- TRAVAIL À EFFECTUER:
1. Répondez aux questions suivantes à partir du texte :
(a) Devant quel tribunal administratif la SAS Alhuy a-t-elle porté sa demande ?
(b) Quelle somme la SAS Alhuy demandait-elle que l'État soit condamné à lui payer ?
(c) À quelle date le jugement n° 1907483 a-t-il été rendu ?
2. Modifiez le passage du texte commençant par « Vu la procédure » et s'achevant par « qu'elle a subi. », en substituant « représentant de l'État » à « préfet ».

Vu la procédure suivante :
Procédure contentieuse antérieure :
La SAS Alhuy a demandé au tribunal administratif de Versailles, d'une part, d'annuler les conventions de concession de service public relatives aux opérations de dépannage, de remorquage et de mise en fourrière des véhicules sur le réseau routier et autoroutier national non concédé de l'Essonne, concernant les lots n° 1 (secteur les Ulis - véhicules légers), n° 2 (secteur les Ulis - poids lourds) et n° 3 (secteur Chilly-Mazarin - véhicules légers), ensemble la décision du préfet de l'Essonne rejetant ses offres pour ces lots, d'autre part, d'enjoindre au préfet de l'Essonne de reprendre la procédure de passation au stade de l'avis de concession pour les lots n° 1, 2 et 3, enfin, de condamner l'Etat à lui payer la somme de 3 678 351 euros en réparation du préjudice qu'elle a subi.
Par un jugement n° 1907483 du 21 février 2022, le tribunal administratif de Versailles a rejeté sa demande.

- EXTRAIT DES DONNÉES:
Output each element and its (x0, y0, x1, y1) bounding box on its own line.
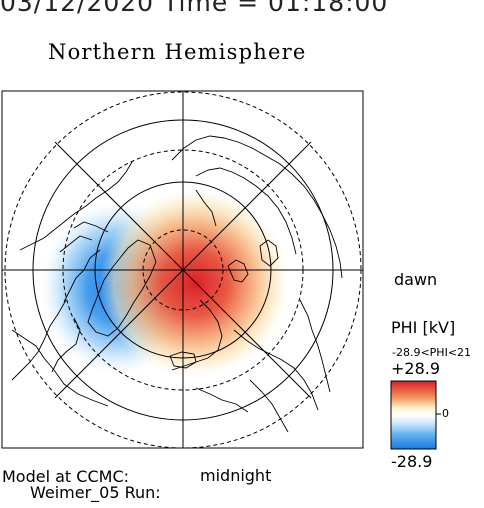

- RÉPONSES PAR TÂCHE:
1.
(a) Le tribunal administratif de Versailles.
(b) 3 678 351 euros.
(c) Le 21 février 2022.

2.
Vu la procédure suivante :
Procédure contentieuse antérieure :
La SAS Alhuy a demandé au tribunal administratif de Versailles, d'une part, d'annuler les conventions de concession de service public relatives aux opérations de dépannage, de remorquage et de mise en fourrière des véhicules sur le réseau routier et autoroutier national non concédé de l'Essonne, concernant les lots n° 1 (secteur les Ulis - véhicules légers), n° 2 (secteur les Ulis - poids lourds) et n° 3 (secteur Chilly-Mazarin - véhicules légers), ensemble la décision du représentant de l'État de l'Essonne rejetant ses offres pour ces lots, d'autre part, d'enjoindre au représentant de l'État de l'Essonne de reprendre la procédure de passation au stade de l'avis de concession pour les lots n° 1, 2 et 3, enfin, de condamner l'Etat à lui payer la somme de 3 678 351 euros en réparation du préjudice qu'elle a subi.